━━ Auszug zum Lesen
Gemäss meine Buch heisst es "Gleichung der Geraden"  auf Deutsch , währe dass eine Lösung ? 
Ich habe diese Beispiel Gefunden.
(*****************************************************************************************************)
FUNCTION StraightLineEqv : REAL
VAR_INPUT
 rInputValue: REAL;
 rMinInputValue:  REAL;
 rMaxInputValue:  REAL;
 rMinOutputValue: REAL;
 rMaxOutputValue: REAL;
END_VAR
VAR
 rSlope:     REAL;
 rOffset:    REAL;
END_VAR
_______________________________________________________
 rSlope:=(rMaxOutputValue-rMinOutputValue)/(rMaxInputValue -rMinInputValue);
 rOffset:=rMaxOutputValue-(rSlope*rMaxInputValue);
 StraightLineEqv:=rSlope * rInputValue+rOffset;
(******************************************************)
__PROGRAM MAIN
VAR
 rMaxInputValue: REAL := 32767;(* Max Out to PLC*)
 rMinInputValue: REAL := 0;
 rMaxOutputValue: REAL := 20.00;(* 20.00 mA*)
 rMinOutputValue: REAL:=4.00; (*4 mA*)
 rInputValue: REAL;
 rScaledValue: REAL;
 KL3021_1_In AT %I*: INT; (*Globale Var*)
━━━━
━━ Extrahierte Daten
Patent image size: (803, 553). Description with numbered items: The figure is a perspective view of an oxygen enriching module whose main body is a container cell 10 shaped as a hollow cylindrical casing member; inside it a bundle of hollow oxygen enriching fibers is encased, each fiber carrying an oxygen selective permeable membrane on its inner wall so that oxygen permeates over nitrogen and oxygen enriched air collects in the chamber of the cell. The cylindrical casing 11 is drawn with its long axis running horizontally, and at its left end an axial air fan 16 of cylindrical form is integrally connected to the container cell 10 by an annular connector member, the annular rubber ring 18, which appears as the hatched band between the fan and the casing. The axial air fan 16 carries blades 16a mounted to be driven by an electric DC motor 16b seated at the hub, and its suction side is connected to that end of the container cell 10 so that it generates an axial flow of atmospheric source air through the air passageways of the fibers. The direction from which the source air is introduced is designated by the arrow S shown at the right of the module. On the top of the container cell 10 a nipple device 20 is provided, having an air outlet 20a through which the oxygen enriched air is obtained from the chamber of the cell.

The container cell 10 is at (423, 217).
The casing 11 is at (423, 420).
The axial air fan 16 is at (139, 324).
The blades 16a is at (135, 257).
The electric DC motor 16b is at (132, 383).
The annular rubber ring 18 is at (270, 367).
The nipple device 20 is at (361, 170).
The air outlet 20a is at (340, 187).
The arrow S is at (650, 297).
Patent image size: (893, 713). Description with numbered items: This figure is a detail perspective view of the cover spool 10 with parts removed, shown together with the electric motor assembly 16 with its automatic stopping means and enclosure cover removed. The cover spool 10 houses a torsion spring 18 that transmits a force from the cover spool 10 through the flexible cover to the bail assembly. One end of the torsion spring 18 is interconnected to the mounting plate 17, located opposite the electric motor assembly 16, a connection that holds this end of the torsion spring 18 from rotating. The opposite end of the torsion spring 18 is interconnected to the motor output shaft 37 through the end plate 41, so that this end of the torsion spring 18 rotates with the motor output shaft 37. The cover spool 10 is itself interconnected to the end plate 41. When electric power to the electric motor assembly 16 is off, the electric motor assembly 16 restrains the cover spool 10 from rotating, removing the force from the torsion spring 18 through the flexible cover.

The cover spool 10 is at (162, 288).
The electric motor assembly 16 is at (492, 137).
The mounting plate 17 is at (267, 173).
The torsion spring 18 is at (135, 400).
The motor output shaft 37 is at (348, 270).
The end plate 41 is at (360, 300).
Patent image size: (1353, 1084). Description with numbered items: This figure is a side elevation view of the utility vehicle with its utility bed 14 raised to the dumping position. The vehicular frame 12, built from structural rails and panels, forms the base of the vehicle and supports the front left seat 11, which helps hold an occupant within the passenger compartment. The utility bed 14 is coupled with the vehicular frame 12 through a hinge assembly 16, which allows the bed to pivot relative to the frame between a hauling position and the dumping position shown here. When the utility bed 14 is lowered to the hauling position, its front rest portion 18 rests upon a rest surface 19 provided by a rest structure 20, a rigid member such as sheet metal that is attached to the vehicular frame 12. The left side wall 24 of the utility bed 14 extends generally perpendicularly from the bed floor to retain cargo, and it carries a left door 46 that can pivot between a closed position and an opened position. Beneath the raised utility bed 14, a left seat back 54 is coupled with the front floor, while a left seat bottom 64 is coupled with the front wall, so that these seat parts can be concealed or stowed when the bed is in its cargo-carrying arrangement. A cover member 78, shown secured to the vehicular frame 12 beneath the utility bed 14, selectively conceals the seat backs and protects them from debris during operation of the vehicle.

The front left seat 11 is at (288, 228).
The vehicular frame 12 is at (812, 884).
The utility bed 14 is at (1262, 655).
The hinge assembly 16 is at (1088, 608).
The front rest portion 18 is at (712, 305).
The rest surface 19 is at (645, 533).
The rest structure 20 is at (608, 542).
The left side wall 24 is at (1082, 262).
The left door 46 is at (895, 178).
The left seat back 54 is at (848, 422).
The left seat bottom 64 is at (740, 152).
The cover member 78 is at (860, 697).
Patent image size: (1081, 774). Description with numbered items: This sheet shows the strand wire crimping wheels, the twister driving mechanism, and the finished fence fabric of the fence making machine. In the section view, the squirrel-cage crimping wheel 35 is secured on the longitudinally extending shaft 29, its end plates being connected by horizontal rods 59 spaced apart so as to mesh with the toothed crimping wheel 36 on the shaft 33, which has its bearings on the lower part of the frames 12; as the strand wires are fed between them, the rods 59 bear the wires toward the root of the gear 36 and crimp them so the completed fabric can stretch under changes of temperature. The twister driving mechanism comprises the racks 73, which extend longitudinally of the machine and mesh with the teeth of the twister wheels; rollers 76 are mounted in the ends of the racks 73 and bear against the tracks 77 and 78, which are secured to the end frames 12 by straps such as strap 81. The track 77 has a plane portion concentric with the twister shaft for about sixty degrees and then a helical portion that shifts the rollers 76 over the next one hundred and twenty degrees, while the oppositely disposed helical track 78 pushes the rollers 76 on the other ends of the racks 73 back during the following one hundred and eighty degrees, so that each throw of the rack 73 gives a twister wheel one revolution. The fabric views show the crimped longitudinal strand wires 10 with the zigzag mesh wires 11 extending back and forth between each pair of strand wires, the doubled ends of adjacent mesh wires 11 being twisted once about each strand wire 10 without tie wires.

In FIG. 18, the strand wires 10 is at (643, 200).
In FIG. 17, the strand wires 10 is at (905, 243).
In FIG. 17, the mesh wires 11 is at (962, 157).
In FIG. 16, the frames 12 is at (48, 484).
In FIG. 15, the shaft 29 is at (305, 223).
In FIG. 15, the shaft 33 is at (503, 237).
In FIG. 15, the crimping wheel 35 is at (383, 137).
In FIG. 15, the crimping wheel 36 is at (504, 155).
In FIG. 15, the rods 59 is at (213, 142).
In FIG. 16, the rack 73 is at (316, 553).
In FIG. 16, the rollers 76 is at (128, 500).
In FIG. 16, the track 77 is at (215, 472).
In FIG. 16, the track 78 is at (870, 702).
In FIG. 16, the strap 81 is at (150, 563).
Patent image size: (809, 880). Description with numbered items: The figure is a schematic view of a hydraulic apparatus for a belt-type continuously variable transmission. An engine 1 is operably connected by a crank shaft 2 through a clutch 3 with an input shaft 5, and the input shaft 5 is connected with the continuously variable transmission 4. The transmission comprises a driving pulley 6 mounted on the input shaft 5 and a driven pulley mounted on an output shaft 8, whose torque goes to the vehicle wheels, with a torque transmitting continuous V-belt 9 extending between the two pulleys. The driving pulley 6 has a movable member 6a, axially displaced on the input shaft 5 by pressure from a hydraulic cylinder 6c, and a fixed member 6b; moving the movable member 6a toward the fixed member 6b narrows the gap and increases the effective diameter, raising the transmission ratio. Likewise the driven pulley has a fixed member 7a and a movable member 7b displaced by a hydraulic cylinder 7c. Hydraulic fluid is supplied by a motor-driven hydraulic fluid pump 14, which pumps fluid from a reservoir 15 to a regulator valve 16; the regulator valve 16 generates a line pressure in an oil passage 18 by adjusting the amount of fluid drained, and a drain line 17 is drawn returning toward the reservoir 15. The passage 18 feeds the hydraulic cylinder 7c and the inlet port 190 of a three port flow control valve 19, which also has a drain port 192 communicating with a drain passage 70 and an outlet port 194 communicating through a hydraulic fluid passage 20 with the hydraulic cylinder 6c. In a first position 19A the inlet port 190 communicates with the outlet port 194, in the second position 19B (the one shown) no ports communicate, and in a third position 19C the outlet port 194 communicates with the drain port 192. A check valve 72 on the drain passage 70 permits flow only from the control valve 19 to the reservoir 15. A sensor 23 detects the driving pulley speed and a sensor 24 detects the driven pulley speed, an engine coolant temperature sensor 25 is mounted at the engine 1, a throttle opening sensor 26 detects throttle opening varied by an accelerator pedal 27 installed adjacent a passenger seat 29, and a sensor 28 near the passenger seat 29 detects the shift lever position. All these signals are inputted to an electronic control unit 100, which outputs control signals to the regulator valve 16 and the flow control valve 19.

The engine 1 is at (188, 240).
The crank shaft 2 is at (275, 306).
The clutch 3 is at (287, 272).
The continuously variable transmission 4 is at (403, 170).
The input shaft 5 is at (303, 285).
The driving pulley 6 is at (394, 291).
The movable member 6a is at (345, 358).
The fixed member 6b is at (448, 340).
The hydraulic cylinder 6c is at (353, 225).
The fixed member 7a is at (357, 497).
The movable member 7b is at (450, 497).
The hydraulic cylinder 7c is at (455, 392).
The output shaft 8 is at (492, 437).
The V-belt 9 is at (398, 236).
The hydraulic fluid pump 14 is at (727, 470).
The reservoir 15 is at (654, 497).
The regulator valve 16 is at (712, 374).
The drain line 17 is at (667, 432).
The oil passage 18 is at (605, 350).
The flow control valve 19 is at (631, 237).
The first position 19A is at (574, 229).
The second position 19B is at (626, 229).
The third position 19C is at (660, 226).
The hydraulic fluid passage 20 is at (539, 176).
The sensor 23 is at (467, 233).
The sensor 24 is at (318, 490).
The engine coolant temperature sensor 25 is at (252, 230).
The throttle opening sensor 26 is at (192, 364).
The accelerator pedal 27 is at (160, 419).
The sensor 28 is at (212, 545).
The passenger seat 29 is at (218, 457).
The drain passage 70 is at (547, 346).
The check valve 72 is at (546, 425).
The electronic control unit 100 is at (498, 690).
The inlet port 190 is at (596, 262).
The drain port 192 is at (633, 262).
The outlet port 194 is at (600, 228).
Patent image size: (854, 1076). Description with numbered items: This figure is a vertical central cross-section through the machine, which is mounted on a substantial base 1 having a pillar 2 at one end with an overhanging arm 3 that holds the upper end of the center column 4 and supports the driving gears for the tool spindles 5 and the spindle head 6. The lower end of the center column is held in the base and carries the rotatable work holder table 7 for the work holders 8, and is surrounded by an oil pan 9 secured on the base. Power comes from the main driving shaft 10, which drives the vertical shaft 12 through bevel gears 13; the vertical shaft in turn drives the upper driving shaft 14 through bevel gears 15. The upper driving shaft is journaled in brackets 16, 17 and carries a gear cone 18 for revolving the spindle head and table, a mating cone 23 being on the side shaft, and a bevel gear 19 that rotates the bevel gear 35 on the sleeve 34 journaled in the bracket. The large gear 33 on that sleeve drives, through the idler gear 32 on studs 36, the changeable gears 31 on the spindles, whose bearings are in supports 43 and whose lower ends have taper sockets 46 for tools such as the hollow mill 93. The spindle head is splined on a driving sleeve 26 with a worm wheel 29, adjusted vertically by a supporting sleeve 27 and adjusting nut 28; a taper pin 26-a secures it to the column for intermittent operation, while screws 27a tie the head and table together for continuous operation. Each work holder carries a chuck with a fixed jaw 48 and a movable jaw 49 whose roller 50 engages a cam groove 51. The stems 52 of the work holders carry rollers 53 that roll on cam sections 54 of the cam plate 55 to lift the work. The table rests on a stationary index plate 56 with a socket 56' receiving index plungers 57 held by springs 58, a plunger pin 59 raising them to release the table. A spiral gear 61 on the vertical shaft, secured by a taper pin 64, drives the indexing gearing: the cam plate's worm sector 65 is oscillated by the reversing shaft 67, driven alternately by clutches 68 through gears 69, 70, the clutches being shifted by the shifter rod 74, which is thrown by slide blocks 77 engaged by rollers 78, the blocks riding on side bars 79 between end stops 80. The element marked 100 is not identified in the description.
━━━━
Zu erledigende Aufgaben —
1 – Prüfe, ob die folgenden Aussagen zum Forumsbeitrag zur Geradengleichung passen, und antworte jeweils mit Ja oder Nein samt wörtlichem Zitat der entscheidenden Stelle: (a) Die Funktion StraightLineEqv gibt einen Wert vom Typ REAL zurück. (b) Im Programm MAIN ist rMaxOutputValue mit 32767 vorbelegt. (c) rOffset ergibt sich aus rMaxOutputValue minus dem Produkt von rSlope und rMaxInputValue.
2 – Welche deutsche Bezeichnung nennt der Forumsbeitrag zur Geradengleichung unter Berufung auf ein Buch?
3 – Setze den Forumsbeitrag zur Geradengleichung nach seiner letzten gezeigten Zeile fort.

Antworten je Aufgabe —
1 –
(a) Ja: „FUNCTION StraightLineEqv : REAL“
(b) Nein: „rMaxOutputValue: REAL := 20.00;“
(c) Ja: „rOffset:=rMaxOutputValue-(rSlope*rMaxInputValue);“

2 – „Gleichung der Geraden“

3 –
END_VAR
____________________________________________________________________________
IF KL3021_1_In =0  THEN
rScaledValue:=0.00;
RETURN;
END_IF
rScaledValue :=StraightLineEqv(
 rInputValue:=INT_TO_REAL(KL3021_1_In),
 rMinInputValue,
 rMaxInputValue,
 rMinOutputValue,
 rMaxOutputValue);
(***********************************************************************************************************)
BjornF


----------



## Markus Rupp (18 Oktober 2010)

die karte für 0-20mA gibt bei param4-20mA 4096 als 0-Wert aus, wenn die Karte trotzdem 0 ausgibt ist das Erdungskonzept/Potenzialsystem evtl. nicht ausreichend umgesetzt


----------



## eNDe (18 Oktober 2010)

*Analogwert scalieren*

Hallo lafu31,
die Karte 750-473 liefert bei 4mA die INT-Zahl 4096 und bei 20 mA die Zahl 20480.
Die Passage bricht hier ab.